◆ **Task inputs**:
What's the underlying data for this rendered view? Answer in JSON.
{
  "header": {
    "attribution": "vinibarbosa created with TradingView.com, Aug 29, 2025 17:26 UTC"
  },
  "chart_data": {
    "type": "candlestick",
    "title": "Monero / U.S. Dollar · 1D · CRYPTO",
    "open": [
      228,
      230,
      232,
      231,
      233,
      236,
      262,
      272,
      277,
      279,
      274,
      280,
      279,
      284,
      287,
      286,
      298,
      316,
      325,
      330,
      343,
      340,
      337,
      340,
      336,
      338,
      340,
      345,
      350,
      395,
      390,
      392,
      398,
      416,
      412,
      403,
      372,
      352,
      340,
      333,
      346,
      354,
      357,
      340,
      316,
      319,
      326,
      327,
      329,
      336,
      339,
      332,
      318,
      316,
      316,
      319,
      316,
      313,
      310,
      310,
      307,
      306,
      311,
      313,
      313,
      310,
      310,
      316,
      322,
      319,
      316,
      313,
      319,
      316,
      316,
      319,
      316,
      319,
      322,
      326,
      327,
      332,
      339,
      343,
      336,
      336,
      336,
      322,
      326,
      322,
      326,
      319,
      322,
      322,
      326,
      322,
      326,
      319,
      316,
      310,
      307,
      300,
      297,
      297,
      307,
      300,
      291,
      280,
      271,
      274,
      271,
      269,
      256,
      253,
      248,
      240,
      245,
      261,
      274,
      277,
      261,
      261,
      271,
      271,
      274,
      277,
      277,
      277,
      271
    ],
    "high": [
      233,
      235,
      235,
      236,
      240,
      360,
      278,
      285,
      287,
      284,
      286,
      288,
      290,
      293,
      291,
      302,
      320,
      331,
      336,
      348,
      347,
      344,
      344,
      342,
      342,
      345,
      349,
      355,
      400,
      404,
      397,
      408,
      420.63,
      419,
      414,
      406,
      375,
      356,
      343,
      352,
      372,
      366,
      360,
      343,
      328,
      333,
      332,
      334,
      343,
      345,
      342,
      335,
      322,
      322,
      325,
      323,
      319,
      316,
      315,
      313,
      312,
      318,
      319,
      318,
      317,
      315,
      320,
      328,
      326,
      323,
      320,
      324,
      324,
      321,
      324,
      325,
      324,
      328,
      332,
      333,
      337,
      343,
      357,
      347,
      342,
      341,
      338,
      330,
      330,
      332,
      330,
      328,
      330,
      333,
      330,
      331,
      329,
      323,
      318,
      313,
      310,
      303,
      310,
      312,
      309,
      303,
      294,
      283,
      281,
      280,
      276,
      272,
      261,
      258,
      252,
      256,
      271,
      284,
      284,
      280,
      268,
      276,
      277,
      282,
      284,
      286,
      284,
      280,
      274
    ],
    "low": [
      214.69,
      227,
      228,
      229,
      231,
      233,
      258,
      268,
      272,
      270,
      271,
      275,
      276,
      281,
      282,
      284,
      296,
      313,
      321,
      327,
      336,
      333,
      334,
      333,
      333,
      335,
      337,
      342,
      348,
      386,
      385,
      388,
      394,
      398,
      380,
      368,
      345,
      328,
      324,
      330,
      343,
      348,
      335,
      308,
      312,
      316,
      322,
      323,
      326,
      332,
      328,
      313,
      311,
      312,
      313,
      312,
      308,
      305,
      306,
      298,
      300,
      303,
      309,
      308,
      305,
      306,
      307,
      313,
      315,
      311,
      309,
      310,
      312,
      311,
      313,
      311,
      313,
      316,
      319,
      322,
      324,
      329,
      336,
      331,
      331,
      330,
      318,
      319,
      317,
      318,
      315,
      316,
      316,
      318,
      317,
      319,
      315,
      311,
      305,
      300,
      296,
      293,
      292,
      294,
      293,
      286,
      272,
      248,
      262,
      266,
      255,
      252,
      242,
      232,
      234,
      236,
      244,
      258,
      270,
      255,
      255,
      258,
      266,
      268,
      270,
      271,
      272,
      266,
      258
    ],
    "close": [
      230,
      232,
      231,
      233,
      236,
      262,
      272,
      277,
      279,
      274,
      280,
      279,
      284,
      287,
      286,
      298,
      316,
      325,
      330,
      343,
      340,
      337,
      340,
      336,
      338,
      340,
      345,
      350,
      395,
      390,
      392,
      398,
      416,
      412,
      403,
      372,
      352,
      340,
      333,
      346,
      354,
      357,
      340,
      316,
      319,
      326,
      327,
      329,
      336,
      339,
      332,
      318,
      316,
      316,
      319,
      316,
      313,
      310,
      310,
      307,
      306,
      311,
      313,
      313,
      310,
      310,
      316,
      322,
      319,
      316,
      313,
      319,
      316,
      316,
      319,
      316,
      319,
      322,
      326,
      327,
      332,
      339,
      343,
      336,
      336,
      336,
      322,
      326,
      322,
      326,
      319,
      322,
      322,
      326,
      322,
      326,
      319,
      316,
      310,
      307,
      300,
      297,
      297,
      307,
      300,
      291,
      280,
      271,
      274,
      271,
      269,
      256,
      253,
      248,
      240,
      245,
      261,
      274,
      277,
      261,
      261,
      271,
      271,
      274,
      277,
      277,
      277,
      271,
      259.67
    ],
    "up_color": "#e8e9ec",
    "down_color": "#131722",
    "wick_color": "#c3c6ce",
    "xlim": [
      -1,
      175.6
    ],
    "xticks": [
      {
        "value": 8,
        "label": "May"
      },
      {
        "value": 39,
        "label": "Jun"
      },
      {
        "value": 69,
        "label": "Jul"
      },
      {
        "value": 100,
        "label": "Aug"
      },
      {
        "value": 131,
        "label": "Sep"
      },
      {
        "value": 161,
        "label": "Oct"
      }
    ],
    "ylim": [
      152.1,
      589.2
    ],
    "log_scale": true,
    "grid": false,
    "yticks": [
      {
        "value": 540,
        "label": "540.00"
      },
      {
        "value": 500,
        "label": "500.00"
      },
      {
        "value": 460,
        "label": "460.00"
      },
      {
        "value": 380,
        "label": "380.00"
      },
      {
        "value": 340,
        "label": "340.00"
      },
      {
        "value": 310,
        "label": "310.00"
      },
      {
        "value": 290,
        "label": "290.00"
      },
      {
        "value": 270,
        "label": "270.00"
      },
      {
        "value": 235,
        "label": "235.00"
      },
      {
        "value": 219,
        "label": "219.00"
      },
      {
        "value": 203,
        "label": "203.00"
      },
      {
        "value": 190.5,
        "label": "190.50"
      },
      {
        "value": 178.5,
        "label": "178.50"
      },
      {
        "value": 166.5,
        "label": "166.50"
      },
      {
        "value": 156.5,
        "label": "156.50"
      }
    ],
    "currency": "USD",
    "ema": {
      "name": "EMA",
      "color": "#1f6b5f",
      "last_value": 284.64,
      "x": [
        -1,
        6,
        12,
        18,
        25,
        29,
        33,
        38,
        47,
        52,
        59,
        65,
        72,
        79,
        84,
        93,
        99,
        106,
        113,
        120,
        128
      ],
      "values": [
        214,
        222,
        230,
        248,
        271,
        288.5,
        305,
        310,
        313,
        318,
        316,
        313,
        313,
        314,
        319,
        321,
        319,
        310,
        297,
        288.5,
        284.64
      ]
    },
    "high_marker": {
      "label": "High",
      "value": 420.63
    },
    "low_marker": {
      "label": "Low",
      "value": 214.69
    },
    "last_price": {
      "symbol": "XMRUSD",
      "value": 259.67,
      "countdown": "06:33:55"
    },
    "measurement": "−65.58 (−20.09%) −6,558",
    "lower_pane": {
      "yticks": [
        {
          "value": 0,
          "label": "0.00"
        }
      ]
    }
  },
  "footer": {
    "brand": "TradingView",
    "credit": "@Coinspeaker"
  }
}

◆ **Exercise task**: From the data above, copy each line where the string "TradingView" appears.

◆ **Solution**:
    "attribution": "vinibarbosa created with TradingView.com, Aug 29, 2025 17:26 UTC"
    "brand": "TradingView",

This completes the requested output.